Exercise goal: Return nothing but the lines from the line containing "What text is on this page?" through the last line of the records, reproduced exactly.

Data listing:

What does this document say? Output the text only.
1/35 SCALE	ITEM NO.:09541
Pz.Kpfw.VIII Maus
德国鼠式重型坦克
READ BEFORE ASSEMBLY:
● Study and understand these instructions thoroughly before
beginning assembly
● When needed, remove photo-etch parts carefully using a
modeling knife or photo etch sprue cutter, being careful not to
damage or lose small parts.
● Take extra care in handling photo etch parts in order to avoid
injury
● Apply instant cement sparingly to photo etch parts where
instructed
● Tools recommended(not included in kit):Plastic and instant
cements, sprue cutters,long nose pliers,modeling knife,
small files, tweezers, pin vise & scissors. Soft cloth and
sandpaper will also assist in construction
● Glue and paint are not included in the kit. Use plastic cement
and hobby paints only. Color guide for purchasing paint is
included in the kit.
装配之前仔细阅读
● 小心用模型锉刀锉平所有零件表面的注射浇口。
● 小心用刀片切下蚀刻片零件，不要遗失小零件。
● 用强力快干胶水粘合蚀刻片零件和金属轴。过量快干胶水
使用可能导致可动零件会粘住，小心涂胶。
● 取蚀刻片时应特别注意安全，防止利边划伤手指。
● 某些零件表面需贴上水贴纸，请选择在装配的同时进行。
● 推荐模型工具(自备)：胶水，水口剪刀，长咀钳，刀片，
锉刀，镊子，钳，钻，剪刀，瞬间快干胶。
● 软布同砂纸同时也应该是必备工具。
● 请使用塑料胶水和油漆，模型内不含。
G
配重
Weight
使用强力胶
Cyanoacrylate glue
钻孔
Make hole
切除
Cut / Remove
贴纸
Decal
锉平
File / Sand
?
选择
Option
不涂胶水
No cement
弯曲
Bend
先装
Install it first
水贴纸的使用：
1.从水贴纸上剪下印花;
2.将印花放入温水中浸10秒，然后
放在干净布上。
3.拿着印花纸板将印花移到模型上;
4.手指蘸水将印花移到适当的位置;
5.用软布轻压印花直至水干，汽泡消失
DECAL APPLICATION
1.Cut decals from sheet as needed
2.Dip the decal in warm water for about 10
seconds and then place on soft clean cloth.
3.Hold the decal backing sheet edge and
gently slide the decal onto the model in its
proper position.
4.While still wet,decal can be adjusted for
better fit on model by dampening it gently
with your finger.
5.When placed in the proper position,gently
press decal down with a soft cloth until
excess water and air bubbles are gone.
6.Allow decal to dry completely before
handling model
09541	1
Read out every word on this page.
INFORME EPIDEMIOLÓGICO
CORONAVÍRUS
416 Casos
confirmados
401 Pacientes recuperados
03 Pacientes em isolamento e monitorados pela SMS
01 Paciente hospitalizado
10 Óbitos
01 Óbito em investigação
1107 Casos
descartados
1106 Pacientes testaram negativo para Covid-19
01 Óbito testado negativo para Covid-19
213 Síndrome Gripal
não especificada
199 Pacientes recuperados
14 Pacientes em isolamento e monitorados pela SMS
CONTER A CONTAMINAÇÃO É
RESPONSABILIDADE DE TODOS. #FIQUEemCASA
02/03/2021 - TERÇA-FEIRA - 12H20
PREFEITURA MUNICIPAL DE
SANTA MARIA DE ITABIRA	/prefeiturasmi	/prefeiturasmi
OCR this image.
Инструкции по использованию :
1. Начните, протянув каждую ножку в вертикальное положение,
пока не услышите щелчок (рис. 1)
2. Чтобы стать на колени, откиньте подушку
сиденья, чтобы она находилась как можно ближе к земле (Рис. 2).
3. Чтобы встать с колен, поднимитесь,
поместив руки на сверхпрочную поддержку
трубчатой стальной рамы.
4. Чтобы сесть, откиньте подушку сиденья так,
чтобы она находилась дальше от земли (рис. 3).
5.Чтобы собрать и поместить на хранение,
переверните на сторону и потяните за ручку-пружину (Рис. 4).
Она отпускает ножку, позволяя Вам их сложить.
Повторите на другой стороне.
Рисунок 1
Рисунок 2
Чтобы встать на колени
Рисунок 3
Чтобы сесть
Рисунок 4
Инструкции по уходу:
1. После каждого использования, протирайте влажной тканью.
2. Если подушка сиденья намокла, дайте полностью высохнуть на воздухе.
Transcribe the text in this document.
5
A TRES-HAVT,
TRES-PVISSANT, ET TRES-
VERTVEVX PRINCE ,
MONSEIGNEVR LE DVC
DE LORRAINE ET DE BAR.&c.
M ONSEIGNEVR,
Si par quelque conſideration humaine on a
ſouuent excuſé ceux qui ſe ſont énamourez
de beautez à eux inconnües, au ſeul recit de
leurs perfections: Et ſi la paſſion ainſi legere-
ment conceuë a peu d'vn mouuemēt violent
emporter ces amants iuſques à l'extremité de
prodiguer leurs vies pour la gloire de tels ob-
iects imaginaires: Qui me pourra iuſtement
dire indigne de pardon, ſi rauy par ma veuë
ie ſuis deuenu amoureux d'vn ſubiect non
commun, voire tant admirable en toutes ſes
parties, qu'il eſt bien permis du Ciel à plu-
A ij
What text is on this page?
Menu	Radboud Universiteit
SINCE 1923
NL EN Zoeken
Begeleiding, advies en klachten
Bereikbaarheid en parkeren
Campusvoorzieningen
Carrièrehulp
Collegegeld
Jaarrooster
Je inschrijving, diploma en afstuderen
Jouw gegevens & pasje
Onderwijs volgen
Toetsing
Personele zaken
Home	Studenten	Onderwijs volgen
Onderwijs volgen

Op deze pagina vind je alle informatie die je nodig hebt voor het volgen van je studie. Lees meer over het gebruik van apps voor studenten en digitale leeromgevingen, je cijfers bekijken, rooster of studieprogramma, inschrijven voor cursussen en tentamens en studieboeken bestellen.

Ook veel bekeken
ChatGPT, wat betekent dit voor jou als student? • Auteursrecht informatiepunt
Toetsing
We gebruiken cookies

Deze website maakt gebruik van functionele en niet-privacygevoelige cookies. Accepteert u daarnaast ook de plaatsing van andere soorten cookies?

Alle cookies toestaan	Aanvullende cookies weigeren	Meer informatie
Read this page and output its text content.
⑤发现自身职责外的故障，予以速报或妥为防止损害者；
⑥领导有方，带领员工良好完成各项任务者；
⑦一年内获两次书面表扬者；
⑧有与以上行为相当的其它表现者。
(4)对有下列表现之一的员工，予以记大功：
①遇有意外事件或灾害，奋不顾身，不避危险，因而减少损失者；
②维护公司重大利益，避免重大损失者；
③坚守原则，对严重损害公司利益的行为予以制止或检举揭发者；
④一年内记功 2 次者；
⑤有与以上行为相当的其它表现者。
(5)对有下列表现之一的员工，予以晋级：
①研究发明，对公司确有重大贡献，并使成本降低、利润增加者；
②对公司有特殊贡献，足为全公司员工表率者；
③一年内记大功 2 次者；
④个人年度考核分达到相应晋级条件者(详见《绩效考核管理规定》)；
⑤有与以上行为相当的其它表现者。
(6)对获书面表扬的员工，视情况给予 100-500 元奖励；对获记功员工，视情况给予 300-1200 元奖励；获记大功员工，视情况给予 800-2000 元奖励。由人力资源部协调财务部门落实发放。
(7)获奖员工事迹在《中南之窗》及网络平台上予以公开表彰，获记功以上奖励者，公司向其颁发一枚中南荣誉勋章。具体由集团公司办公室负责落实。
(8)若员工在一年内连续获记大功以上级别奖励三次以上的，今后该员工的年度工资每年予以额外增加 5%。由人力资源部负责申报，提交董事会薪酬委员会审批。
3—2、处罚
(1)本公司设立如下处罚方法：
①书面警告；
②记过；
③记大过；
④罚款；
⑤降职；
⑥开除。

Problem solution:
What text is on this page?
Menu	Radboud Universiteit
SINCE 1923
NL EN Zoeken
Begeleiding, advies en klachten
Bereikbaarheid en parkeren
Campusvoorzieningen
Carrièrehulp
Collegegeld
Jaarrooster
Je inschrijving, diploma en afstuderen
Jouw gegevens & pasje
Onderwijs volgen
Toetsing
Personele zaken
Home	Studenten	Onderwijs volgen
Onderwijs volgen

Op deze pagina vind je alle informatie die je nodig hebt voor het volgen van je studie. Lees meer over het gebruik van apps voor studenten en digitale leeromgevingen, je cijfers bekijken, rooster of studieprogramma, inschrijven voor cursussen en tentamens en studieboeken bestellen.

Ook veel bekeken
ChatGPT, wat betekent dit voor jou als student? • Auteursrecht informatiepunt
Toetsing
We gebruiken cookies

Deze website maakt gebruik van functionele en niet-privacygevoelige cookies. Accepteert u daarnaast ook de plaatsing van andere soorten cookies?

Alle cookies toestaan	Aanvullende cookies weigeren	Meer informatie
Read this page and output its text content.
⑤发现自身职责外的故障，予以速报或妥为防止损害者；
⑥领导有方，带领员工良好完成各项任务者；
⑦一年内获两次书面表扬者；
⑧有与以上行为相当的其它表现者。
(4)对有下列表现之一的员工，予以记大功：
①遇有意外事件或灾害，奋不顾身，不避危险，因而减少损失者；
②维护公司重大利益，避免重大损失者；
③坚守原则，对严重损害公司利益的行为予以制止或检举揭发者；
④一年内记功 2 次者；
⑤有与以上行为相当的其它表现者。
(5)对有下列表现之一的员工，予以晋级：
①研究发明，对公司确有重大贡献，并使成本降低、利润增加者；
②对公司有特殊贡献，足为全公司员工表率者；
③一年内记大功 2 次者；
④个人年度考核分达到相应晋级条件者(详见《绩效考核管理规定》)；
⑤有与以上行为相当的其它表现者。
(6)对获书面表扬的员工，视情况给予 100-500 元奖励；对获记功员工，视情况给予 300-1200 元奖励；获记大功员工，视情况给予 800-2000 元奖励。由人力资源部协调财务部门落实发放。
(7)获奖员工事迹在《中南之窗》及网络平台上予以公开表彰，获记功以上奖励者，公司向其颁发一枚中南荣誉勋章。具体由集团公司办公室负责落实。
(8)若员工在一年内连续获记大功以上级别奖励三次以上的，今后该员工的年度工资每年予以额外增加 5%。由人力资源部负责申报，提交董事会薪酬委员会审批。
3—2、处罚
(1)本公司设立如下处罚方法：
①书面警告；
②记过；
③记大过；
④罚款；
⑤降职；
⑥开除。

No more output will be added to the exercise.